• **Document passage**
□ □ □
"Takes a Little Time" was a maxi-single released in 1997 (see 1997 in music) to promote Amy Grant's album Behind the Eyes, which was also released that year. "Takes a Little Time" included two songs from Behind the Eyes, as well as a new version of Grant's 1982 Christian radio hit, "El Shaddai". The maxi-single was also an enhanced CD (ECD); a video could be viewed when inserted into a home computer.  The ECD portion of the CD contained a live acoustic version of the song After the Fire, which Grant later released on her 2003 album Simple Things; Grant stated on Oprah that she had written the song for her mother.
□ □ □
• **Data provided**
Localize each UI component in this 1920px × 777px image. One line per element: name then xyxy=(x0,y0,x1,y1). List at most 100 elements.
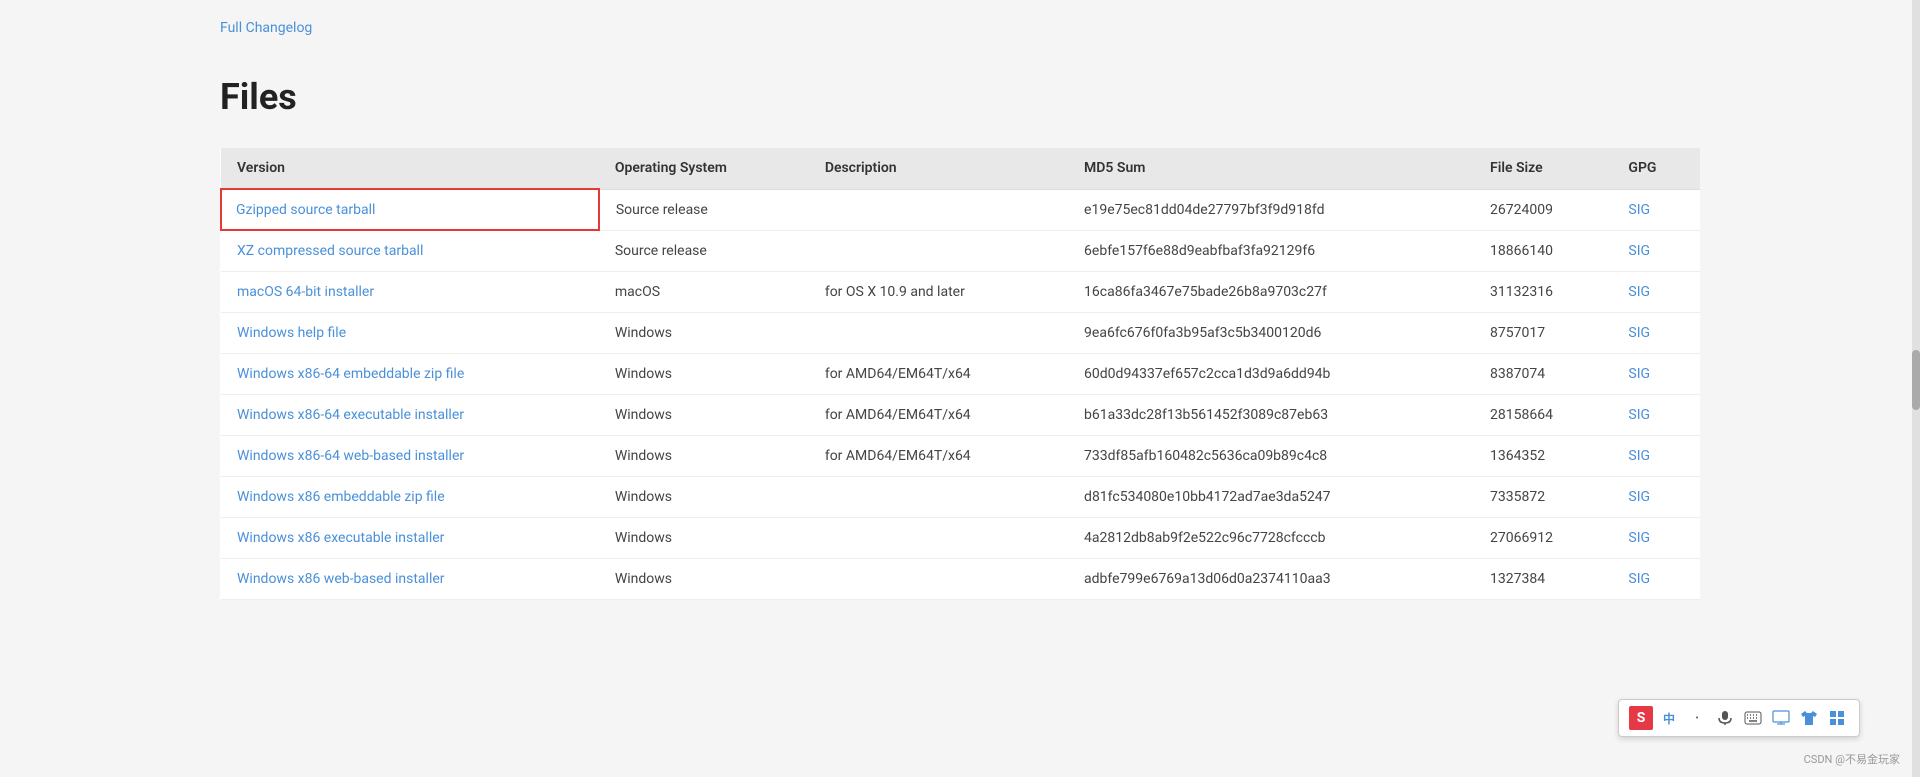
description-cell xyxy=(809,313,1068,354)
version-link[interactable]: Windows x86-64 web-based installer xyxy=(237,448,464,464)
os-cell: Windows xyxy=(599,559,809,600)
zh-toolbar-icon[interactable]: 中 xyxy=(1657,706,1681,730)
table-row: Windows x86 web-based installer Windows ad… xyxy=(221,559,1700,600)
shirt-toolbar-icon[interactable] xyxy=(1797,706,1821,730)
description-cell xyxy=(809,518,1068,559)
s-toolbar-icon[interactable]: S xyxy=(1629,706,1653,730)
md5-cell: 4a2812db8ab9f2e522c96c7728cfcccb xyxy=(1068,518,1474,559)
gpg-cell: SIG xyxy=(1612,559,1700,600)
size-cell: 8757017 xyxy=(1474,313,1612,354)
table-row: Gzipped source tarball Source release e19e… xyxy=(221,189,1700,230)
description-cell xyxy=(809,477,1068,518)
floating-toolbar: S 中 • xyxy=(1618,699,1860,737)
description-cell: for AMD64/EM64T/x64 xyxy=(809,354,1068,395)
table-row: Windows x86-64 web-based installer Window… xyxy=(221,436,1700,477)
size-cell: 8387074 xyxy=(1474,354,1612,395)
os-cell: Windows xyxy=(599,313,809,354)
table-body: Gzipped source tarball Source release e19e… xyxy=(221,189,1700,600)
os-cell: Windows xyxy=(599,436,809,477)
dot-toolbar-icon[interactable]: • xyxy=(1685,706,1709,730)
md5-cell: 6ebfe157f6e88d9eabfbaf3fa92129f6 xyxy=(1068,230,1474,272)
size-cell: 26724009 xyxy=(1474,189,1612,230)
size-cell: 28158664 xyxy=(1474,395,1612,436)
md5-cell: adbfe799e6769a13d06d0a2374110aa3 xyxy=(1068,559,1474,600)
os-cell: Windows xyxy=(599,395,809,436)
table-row: Windows x86-64 executable installer Windo… xyxy=(221,395,1700,436)
os-cell: Windows xyxy=(599,477,809,518)
md5-cell: e19e75ec81dd04de27797bf3f9d918fd xyxy=(1068,189,1474,230)
size-cell: 18866140 xyxy=(1474,230,1612,272)
sig-link[interactable]: SIG xyxy=(1628,407,1650,423)
col-size: File Size xyxy=(1474,148,1612,189)
keyboard-toolbar-icon[interactable] xyxy=(1741,706,1765,730)
md5-cell: 60d0d94337ef657c2cca1d3d9a6dd94b xyxy=(1068,354,1474,395)
col-description: Description xyxy=(809,148,1068,189)
version-link[interactable]: XZ compressed source tarball xyxy=(237,243,423,259)
col-md5: MD5 Sum xyxy=(1068,148,1474,189)
gpg-cell: SIG xyxy=(1612,313,1700,354)
sig-link[interactable]: SIG xyxy=(1628,243,1650,259)
mic-toolbar-icon[interactable] xyxy=(1713,706,1737,730)
screen-toolbar-icon[interactable] xyxy=(1769,706,1793,730)
sig-link[interactable]: SIG xyxy=(1628,202,1650,218)
description-cell xyxy=(809,189,1068,230)
gpg-cell: SIG xyxy=(1612,230,1700,272)
gpg-cell: SIG xyxy=(1612,272,1700,313)
gpg-cell: SIG xyxy=(1612,477,1700,518)
gpg-cell: SIG xyxy=(1612,395,1700,436)
scrollbar[interactable] xyxy=(1912,0,1920,777)
md5-cell: d81fc534080e10bb4172ad7ae3da5247 xyxy=(1068,477,1474,518)
size-cell: 1327384 xyxy=(1474,559,1612,600)
version-link[interactable]: Windows x86-64 embeddable zip file xyxy=(237,366,464,382)
md5-cell: 733df85afb160482c5636ca09b89c4c8 xyxy=(1068,436,1474,477)
os-cell: macOS xyxy=(599,272,809,313)
version-link[interactable]: Windows x86 executable installer xyxy=(237,530,444,546)
os-cell: Windows xyxy=(599,354,809,395)
sig-link[interactable]: SIG xyxy=(1628,325,1650,341)
table-row: macOS 64-bit installer macOSfor OS X 10.9… xyxy=(221,272,1700,313)
md5-cell: 16ca86fa3467e75bade26b8a9703c27f xyxy=(1068,272,1474,313)
sig-link[interactable]: SIG xyxy=(1628,571,1650,587)
gpg-cell: SIG xyxy=(1612,436,1700,477)
gpg-cell: SIG xyxy=(1612,518,1700,559)
col-gpg: GPG xyxy=(1612,148,1700,189)
description-cell xyxy=(809,230,1068,272)
sig-link[interactable]: SIG xyxy=(1628,366,1650,382)
md5-cell: 9ea6fc676f0fa3b95af3c5b3400120d6 xyxy=(1068,313,1474,354)
os-cell: Windows xyxy=(599,518,809,559)
version-link[interactable]: Windows x86-64 executable installer xyxy=(237,407,464,423)
version-link[interactable]: Windows x86 web-based installer xyxy=(237,571,445,587)
size-cell: 31132316 xyxy=(1474,272,1612,313)
md5-cell: b61a33dc28f13b561452f3089c87eb63 xyxy=(1068,395,1474,436)
os-cell: Source release xyxy=(599,189,809,230)
table-row: Windows x86 executable installer Windows 4… xyxy=(221,518,1700,559)
full-changelog-link[interactable]: Full Changelog xyxy=(220,20,312,36)
scrollbar-thumb[interactable] xyxy=(1912,350,1920,410)
description-cell: for AMD64/EM64T/x64 xyxy=(809,436,1068,477)
sig-link[interactable]: SIG xyxy=(1628,448,1650,464)
table-row: Windows x86-64 embeddable zip file Window… xyxy=(221,354,1700,395)
table-row: Windows help file Windows 9ea6fc676f0fa3b9… xyxy=(221,313,1700,354)
gpg-cell: SIG xyxy=(1612,189,1700,230)
sig-link[interactable]: SIG xyxy=(1628,489,1650,505)
size-cell: 1364352 xyxy=(1474,436,1612,477)
description-cell: for AMD64/EM64T/x64 xyxy=(809,395,1068,436)
files-title: Files xyxy=(220,76,1700,118)
os-cell: Source release xyxy=(599,230,809,272)
version-link[interactable]: Windows help file xyxy=(237,325,346,341)
col-version: Version xyxy=(221,148,599,189)
version-link[interactable]: macOS 64-bit installer xyxy=(237,284,374,300)
size-cell: 27066912 xyxy=(1474,518,1612,559)
files-table: Version Operating System Description MD5… xyxy=(220,148,1700,600)
table-row: XZ compressed source tarball Source relea… xyxy=(221,230,1700,272)
description-cell: for OS X 10.9 and later xyxy=(809,272,1068,313)
size-cell: 7335872 xyxy=(1474,477,1612,518)
sig-link[interactable]: SIG xyxy=(1628,530,1650,546)
version-link[interactable]: Windows x86 embeddable zip file xyxy=(237,489,445,505)
sig-link[interactable]: SIG xyxy=(1628,284,1650,300)
grid-toolbar-icon[interactable] xyxy=(1825,706,1849,730)
watermark: CSDN @不易金玩家 xyxy=(1804,751,1900,767)
version-link[interactable]: Gzipped source tarball xyxy=(236,202,375,218)
gpg-cell: SIG xyxy=(1612,354,1700,395)
table-header: Version Operating System Description MD5… xyxy=(221,148,1700,189)
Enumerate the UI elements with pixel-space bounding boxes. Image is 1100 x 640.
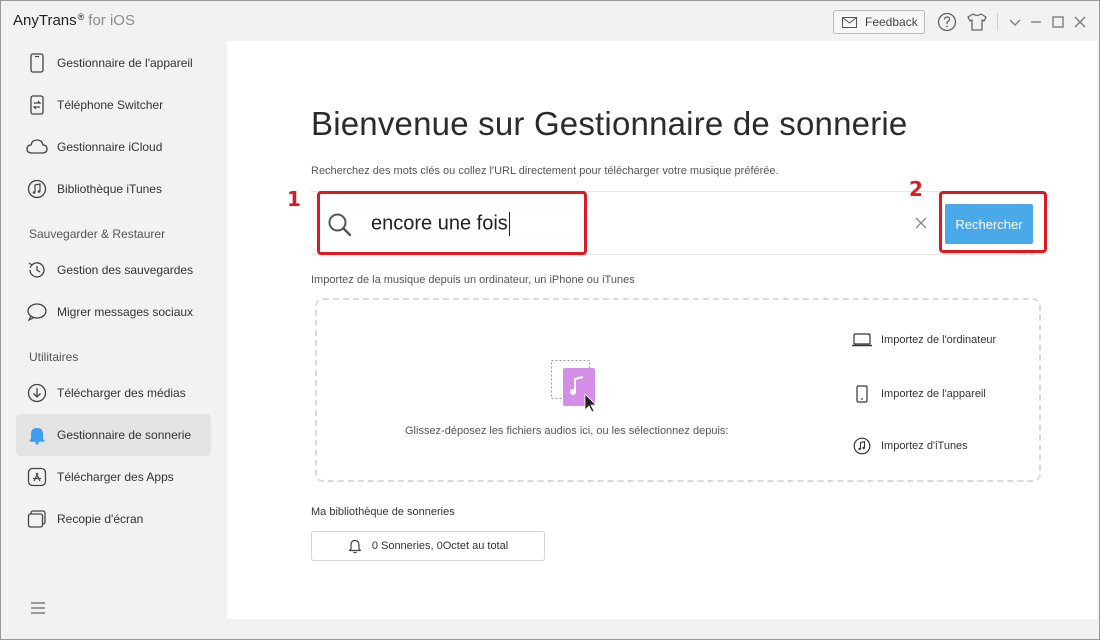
sidebar-item-label: Télécharger des Apps [57, 470, 174, 484]
sidebar-item-backups[interactable]: Gestion des sauvegardes [16, 249, 211, 291]
sidebar-item-ringtone-manager[interactable]: Gestionnaire de sonnerie [16, 414, 211, 456]
annotation-box-1 [317, 191, 587, 255]
app-mark: ® [77, 12, 85, 22]
import-from-device-option[interactable]: Importez de l'appareil [851, 385, 986, 403]
sidebar-item-label: Gestionnaire de l'appareil [57, 56, 193, 70]
sidebar-item-label: Télécharger des médias [57, 386, 186, 400]
app-window: AnyTrans® for iOS Feedback Gestionnaire … [0, 0, 1100, 640]
sidebar-item-label: Gestionnaire iCloud [57, 140, 163, 154]
phone-switch-icon [26, 94, 48, 116]
main-panel: Bienvenue sur Gestionnaire de sonnerie R… [227, 41, 1097, 619]
import-section-label: Importez de la musique depuis un ordinat… [311, 274, 635, 286]
sidebar-item-social-messages[interactable]: Migrer messages sociaux [16, 291, 211, 333]
sidebar-item-screen-mirror[interactable]: Recopie d'écran [16, 498, 211, 540]
sidebar-item-label: Gestionnaire de sonnerie [57, 428, 192, 442]
history-icon [26, 259, 48, 281]
ringtone-library-button[interactable]: 0 Sonneries, 0Octet au total [311, 531, 545, 561]
itunes-icon [851, 437, 873, 455]
annotation-number-2: 2 [909, 177, 923, 201]
import-option-label: Importez d'iTunes [881, 440, 968, 452]
sidebar-item-device-manager[interactable]: Gestionnaire de l'appareil [16, 42, 211, 84]
sidebar-item-phone-switcher[interactable]: Téléphone Switcher [16, 84, 211, 126]
sidebar-item-app-download[interactable]: Télécharger des Apps [16, 456, 211, 498]
phone-icon [26, 52, 48, 74]
drop-zone[interactable]: Glissez-déposez les fichiers audios ici,… [315, 298, 1041, 482]
sidebar-item-itunes-library[interactable]: Bibliothèque iTunes [16, 168, 211, 210]
import-option-label: Importez de l'ordinateur [881, 334, 997, 346]
sidebar-item-label: Bibliothèque iTunes [57, 182, 162, 196]
sidebar-item-label: Migrer messages sociaux [57, 305, 194, 319]
feedback-button[interactable]: Feedback [833, 10, 925, 34]
sidebar-item-icloud[interactable]: Gestionnaire iCloud [16, 126, 211, 168]
drop-instructions: Glissez-déposez les fichiers audios ici,… [405, 425, 729, 437]
phone-icon [851, 385, 873, 403]
import-option-label: Importez de l'appareil [881, 388, 986, 400]
app-name: AnyTrans [13, 12, 77, 29]
sidebar-item-label: Recopie d'écran [57, 512, 144, 526]
help-icon[interactable] [936, 11, 958, 33]
import-from-itunes-option[interactable]: Importez d'iTunes [851, 437, 968, 455]
ringtone-library-label: Ma bibliothèque de sonneries [311, 506, 455, 518]
app-title: AnyTrans® for iOS [13, 12, 135, 29]
bell-outline-icon [348, 539, 361, 554]
feedback-label: Feedback [865, 15, 918, 29]
bell-icon [26, 424, 48, 446]
maximize-icon[interactable] [1047, 11, 1069, 33]
sidebar: Gestionnaire de l'appareil Téléphone Swi… [2, 41, 226, 639]
clear-search-icon[interactable] [915, 216, 927, 234]
title-bar: AnyTrans® for iOS Feedback [1, 1, 1099, 41]
ringtone-library-summary: 0 Sonneries, 0Octet au total [371, 540, 509, 552]
cloud-icon [26, 136, 48, 158]
mail-icon [842, 16, 857, 28]
app-suffix: for iOS [88, 12, 135, 29]
import-from-computer-option[interactable]: Importez de l'ordinateur [851, 333, 996, 347]
screen-mirror-icon [26, 508, 48, 530]
section-label-backup: Sauvegarder & Restaurer [29, 227, 166, 241]
title-separator [997, 13, 998, 31]
close-icon[interactable] [1069, 11, 1091, 33]
app-store-icon [26, 466, 48, 488]
chat-icon [26, 301, 48, 323]
sidebar-item-label: Téléphone Switcher [57, 98, 164, 112]
music-library-icon [26, 178, 48, 200]
menu-icon[interactable] [30, 601, 46, 619]
annotation-box-2 [939, 191, 1047, 253]
minimize-icon[interactable] [1025, 11, 1047, 33]
section-label-utilities: Utilitaires [29, 350, 79, 364]
audio-file-drop-icon [551, 360, 601, 417]
download-icon [26, 382, 48, 404]
skin-icon[interactable] [966, 11, 988, 33]
sidebar-item-media-download[interactable]: Télécharger des médias [16, 372, 211, 414]
sidebar-item-label: Gestion des sauvegardes [57, 263, 194, 277]
laptop-icon [851, 333, 873, 347]
chevron-down-icon[interactable] [1004, 11, 1026, 33]
annotation-number-1: 1 [287, 187, 301, 211]
page-subtitle: Recherchez des mots clés ou collez l'URL… [311, 165, 779, 177]
page-title: Bienvenue sur Gestionnaire de sonnerie [311, 105, 908, 142]
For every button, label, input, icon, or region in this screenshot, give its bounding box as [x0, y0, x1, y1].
□ □ □
• **Exercise brief**
In the passage about the maxi-single "Takes a Little Time," which 1982 Christian radio hit by Amy Grant appears in a new version?

• **Exercise solution**
"El Shaddai"